THE REQUEST: Report how many lines of the following entries include the string "fórum"; respond with the number alone.

- - -

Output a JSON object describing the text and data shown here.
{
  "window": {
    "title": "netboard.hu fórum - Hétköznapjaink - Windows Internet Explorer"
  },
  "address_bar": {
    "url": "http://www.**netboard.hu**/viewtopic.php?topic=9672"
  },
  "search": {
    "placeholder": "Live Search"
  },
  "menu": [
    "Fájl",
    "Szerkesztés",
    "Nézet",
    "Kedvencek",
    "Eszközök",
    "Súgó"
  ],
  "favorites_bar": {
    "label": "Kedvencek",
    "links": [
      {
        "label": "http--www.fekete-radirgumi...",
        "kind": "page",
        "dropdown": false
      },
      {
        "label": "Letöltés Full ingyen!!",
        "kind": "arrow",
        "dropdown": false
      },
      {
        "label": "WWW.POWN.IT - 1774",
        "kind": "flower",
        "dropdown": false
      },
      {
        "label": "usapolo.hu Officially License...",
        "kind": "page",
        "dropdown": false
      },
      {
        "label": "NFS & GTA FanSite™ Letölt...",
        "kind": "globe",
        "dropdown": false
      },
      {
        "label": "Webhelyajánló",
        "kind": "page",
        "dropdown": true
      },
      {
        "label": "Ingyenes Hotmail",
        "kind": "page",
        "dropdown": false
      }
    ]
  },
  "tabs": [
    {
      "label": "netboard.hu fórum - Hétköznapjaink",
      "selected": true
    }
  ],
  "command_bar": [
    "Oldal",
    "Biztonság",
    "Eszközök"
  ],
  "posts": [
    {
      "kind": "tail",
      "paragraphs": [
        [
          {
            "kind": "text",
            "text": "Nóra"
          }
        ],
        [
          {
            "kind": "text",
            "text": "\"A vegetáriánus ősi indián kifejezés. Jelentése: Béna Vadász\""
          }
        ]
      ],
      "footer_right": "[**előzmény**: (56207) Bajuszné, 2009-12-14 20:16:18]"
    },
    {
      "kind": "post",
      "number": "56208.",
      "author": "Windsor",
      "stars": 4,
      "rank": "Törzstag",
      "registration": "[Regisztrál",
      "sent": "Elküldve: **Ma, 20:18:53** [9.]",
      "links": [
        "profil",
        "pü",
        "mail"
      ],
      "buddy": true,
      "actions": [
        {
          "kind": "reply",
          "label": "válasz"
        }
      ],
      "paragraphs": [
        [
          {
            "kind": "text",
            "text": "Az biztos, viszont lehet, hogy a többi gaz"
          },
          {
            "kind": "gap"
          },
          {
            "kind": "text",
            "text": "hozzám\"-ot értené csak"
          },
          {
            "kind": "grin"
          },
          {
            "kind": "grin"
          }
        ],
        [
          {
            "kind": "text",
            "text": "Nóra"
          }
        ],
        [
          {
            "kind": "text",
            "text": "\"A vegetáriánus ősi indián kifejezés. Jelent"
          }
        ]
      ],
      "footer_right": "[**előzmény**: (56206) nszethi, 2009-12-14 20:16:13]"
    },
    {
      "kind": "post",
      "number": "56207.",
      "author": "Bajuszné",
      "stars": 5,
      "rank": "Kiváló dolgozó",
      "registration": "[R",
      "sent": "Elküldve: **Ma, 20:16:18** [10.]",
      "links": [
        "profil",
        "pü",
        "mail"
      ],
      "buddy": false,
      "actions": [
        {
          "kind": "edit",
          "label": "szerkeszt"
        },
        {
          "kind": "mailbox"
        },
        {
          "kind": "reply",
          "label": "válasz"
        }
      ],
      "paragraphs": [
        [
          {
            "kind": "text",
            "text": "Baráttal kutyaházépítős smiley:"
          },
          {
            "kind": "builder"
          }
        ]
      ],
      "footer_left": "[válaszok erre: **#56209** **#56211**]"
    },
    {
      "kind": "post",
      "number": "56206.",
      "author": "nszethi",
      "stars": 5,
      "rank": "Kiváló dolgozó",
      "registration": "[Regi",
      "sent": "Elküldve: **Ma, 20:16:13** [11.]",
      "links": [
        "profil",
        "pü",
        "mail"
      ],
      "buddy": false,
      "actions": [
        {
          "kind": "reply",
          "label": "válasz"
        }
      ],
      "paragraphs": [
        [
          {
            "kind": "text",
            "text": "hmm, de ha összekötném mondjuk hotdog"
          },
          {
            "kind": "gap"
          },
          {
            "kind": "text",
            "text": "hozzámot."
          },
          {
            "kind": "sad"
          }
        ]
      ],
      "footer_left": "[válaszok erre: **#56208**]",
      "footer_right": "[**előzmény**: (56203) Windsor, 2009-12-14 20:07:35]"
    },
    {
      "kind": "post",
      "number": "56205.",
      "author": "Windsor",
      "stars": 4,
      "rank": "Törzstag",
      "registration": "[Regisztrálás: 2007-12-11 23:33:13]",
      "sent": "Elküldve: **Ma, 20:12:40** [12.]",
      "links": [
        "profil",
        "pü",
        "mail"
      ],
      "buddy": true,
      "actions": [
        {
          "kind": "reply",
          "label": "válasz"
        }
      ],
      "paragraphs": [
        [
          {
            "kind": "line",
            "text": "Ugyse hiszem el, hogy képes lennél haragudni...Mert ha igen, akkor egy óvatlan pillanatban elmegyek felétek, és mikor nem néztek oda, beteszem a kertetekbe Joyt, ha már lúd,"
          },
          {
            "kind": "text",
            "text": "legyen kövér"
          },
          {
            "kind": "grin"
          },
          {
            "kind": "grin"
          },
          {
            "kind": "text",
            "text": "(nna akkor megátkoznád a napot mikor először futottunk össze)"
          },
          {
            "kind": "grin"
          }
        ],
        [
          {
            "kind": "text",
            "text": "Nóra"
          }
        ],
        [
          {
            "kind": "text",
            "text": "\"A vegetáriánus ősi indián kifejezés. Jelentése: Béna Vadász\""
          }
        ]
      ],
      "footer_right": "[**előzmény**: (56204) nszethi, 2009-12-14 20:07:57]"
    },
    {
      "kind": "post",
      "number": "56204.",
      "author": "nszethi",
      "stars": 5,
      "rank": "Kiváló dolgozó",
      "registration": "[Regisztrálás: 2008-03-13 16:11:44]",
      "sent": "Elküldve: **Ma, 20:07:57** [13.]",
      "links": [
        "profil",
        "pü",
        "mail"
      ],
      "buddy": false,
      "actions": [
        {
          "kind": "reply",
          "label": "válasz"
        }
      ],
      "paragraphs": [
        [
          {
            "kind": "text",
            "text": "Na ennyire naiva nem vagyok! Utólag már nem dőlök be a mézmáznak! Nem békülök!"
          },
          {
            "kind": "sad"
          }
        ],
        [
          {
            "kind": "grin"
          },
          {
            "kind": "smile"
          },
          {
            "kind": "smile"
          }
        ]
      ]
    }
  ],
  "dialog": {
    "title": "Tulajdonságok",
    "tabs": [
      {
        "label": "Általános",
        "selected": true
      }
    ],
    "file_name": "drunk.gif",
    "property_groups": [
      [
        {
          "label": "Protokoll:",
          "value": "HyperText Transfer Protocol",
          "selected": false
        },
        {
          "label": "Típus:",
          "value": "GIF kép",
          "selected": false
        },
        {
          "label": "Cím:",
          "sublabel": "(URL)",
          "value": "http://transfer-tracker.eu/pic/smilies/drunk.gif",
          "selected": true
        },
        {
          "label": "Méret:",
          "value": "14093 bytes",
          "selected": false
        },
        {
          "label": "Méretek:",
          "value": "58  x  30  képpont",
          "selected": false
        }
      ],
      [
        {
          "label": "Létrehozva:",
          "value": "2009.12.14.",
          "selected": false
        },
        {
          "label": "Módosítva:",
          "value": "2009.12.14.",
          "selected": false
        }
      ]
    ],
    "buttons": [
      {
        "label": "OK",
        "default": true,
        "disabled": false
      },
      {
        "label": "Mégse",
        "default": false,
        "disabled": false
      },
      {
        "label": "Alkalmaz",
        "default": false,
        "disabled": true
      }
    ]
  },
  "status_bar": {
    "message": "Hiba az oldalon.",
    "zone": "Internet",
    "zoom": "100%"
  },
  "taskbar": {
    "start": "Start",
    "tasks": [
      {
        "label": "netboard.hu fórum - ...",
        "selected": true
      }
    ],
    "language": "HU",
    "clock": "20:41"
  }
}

- - -

RESULT OF THE TASK: 3